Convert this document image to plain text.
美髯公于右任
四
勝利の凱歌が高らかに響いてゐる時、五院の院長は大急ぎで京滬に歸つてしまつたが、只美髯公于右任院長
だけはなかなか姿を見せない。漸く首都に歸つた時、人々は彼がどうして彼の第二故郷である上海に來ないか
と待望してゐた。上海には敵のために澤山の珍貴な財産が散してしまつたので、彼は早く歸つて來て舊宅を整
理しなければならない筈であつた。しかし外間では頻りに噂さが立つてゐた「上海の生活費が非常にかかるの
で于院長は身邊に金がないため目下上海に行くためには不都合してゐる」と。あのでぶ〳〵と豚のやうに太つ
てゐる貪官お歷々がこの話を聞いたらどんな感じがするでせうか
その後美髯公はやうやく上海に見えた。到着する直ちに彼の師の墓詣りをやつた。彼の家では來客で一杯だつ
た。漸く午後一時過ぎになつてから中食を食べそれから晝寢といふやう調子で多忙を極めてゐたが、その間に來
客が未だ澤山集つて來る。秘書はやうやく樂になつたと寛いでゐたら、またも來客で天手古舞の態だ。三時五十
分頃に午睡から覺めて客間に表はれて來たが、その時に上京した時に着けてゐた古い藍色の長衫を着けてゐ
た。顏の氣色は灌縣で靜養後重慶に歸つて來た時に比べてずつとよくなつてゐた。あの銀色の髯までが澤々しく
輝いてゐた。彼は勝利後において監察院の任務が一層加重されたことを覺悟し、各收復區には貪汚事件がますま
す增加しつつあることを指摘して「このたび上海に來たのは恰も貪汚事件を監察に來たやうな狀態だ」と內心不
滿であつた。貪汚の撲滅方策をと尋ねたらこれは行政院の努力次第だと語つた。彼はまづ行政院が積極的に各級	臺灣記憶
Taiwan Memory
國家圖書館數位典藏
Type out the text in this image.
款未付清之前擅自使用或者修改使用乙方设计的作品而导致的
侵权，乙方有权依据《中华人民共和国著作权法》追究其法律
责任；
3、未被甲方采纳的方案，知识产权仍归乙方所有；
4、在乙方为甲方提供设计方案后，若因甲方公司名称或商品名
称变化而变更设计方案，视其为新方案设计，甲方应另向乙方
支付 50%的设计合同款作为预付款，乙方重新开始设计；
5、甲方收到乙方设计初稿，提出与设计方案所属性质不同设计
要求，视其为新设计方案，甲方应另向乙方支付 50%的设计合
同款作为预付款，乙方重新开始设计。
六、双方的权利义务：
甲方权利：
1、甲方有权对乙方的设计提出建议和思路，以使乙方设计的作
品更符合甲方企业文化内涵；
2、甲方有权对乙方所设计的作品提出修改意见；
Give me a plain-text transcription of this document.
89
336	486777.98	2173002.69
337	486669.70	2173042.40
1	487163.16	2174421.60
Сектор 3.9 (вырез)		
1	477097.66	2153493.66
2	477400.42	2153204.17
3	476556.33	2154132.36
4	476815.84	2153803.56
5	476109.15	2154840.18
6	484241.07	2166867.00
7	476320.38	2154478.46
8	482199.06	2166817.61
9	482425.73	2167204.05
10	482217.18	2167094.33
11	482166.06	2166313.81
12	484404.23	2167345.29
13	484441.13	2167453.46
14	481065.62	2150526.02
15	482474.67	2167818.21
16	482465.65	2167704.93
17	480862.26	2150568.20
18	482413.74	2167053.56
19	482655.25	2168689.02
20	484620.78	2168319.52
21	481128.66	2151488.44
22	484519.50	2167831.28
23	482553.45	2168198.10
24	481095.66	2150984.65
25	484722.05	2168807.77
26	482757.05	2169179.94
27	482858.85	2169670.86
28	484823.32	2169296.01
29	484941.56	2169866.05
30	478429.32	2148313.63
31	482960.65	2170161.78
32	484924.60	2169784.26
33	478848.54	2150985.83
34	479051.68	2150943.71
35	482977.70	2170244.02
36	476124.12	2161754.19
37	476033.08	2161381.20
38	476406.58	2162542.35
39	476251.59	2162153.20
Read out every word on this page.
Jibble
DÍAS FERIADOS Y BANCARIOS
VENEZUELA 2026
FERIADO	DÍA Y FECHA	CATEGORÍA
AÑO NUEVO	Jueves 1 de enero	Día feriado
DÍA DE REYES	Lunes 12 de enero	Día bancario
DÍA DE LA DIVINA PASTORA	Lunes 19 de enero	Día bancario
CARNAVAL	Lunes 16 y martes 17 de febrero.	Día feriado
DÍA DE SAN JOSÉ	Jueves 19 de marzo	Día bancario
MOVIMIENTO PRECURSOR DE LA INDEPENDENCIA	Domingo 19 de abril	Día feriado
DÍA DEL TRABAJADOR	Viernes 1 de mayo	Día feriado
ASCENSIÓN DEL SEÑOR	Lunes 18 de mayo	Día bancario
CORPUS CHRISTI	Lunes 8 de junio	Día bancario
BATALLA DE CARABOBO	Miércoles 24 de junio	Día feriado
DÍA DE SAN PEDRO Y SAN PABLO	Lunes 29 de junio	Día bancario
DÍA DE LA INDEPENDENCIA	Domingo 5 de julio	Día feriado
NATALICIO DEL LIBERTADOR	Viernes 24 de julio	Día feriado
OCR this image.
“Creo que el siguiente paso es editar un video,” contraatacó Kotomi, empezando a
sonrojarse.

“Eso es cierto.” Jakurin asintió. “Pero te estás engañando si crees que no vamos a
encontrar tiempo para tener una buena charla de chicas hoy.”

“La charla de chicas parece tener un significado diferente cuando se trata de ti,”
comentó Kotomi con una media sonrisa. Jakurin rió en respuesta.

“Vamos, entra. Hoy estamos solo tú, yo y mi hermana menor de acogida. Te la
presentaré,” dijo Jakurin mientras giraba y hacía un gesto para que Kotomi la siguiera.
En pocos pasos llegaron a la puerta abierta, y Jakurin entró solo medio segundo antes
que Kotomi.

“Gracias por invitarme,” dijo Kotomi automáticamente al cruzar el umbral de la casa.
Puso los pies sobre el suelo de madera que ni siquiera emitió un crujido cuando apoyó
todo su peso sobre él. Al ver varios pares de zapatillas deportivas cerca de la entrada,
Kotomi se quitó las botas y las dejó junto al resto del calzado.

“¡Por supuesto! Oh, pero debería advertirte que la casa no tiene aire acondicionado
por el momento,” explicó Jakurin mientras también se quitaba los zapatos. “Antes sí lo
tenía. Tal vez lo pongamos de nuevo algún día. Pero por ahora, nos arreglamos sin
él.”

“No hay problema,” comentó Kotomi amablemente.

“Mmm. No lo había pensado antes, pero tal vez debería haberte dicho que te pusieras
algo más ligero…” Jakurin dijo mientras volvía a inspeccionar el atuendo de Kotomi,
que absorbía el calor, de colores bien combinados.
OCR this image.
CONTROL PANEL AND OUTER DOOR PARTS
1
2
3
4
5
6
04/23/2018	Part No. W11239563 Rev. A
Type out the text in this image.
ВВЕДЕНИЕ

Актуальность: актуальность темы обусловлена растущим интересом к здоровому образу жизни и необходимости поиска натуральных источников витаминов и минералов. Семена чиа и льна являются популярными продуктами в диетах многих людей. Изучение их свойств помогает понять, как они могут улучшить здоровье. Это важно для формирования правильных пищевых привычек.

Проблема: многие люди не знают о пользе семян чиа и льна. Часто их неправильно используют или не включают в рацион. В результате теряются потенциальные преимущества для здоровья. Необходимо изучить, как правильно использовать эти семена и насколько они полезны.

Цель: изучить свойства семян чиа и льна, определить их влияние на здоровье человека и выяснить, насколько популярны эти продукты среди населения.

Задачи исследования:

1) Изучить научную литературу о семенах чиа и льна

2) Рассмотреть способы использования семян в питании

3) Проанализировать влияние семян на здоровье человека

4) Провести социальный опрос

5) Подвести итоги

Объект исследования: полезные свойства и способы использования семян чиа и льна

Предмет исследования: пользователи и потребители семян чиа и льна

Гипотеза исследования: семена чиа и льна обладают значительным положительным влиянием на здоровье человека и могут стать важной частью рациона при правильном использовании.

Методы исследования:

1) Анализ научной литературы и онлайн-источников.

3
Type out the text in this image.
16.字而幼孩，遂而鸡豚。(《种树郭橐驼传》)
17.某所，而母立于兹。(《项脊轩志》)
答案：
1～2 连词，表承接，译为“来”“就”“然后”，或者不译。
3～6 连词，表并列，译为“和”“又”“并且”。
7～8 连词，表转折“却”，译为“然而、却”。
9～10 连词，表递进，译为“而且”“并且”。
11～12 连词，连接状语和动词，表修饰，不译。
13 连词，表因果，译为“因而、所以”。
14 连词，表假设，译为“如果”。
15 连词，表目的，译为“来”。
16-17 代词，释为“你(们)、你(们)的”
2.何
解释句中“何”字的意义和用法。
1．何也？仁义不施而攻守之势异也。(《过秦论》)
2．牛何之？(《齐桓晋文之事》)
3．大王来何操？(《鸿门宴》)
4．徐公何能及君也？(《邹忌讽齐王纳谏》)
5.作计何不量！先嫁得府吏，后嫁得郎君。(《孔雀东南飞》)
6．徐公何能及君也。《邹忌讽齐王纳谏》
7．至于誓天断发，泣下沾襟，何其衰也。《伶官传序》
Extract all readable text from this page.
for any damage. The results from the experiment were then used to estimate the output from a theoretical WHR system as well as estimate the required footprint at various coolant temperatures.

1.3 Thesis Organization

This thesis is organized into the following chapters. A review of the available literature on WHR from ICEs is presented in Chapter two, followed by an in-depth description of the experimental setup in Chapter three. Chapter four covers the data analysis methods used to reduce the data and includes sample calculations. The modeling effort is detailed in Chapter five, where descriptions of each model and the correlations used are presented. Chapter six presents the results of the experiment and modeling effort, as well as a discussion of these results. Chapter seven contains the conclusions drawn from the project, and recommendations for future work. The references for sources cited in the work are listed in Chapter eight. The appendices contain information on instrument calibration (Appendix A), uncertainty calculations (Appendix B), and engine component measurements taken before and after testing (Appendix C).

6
# # # #
• [Task prompt]: Among the entries above, how many lines include the word "comentó"? Give the number with no comment.

• [Solution to this task]: 2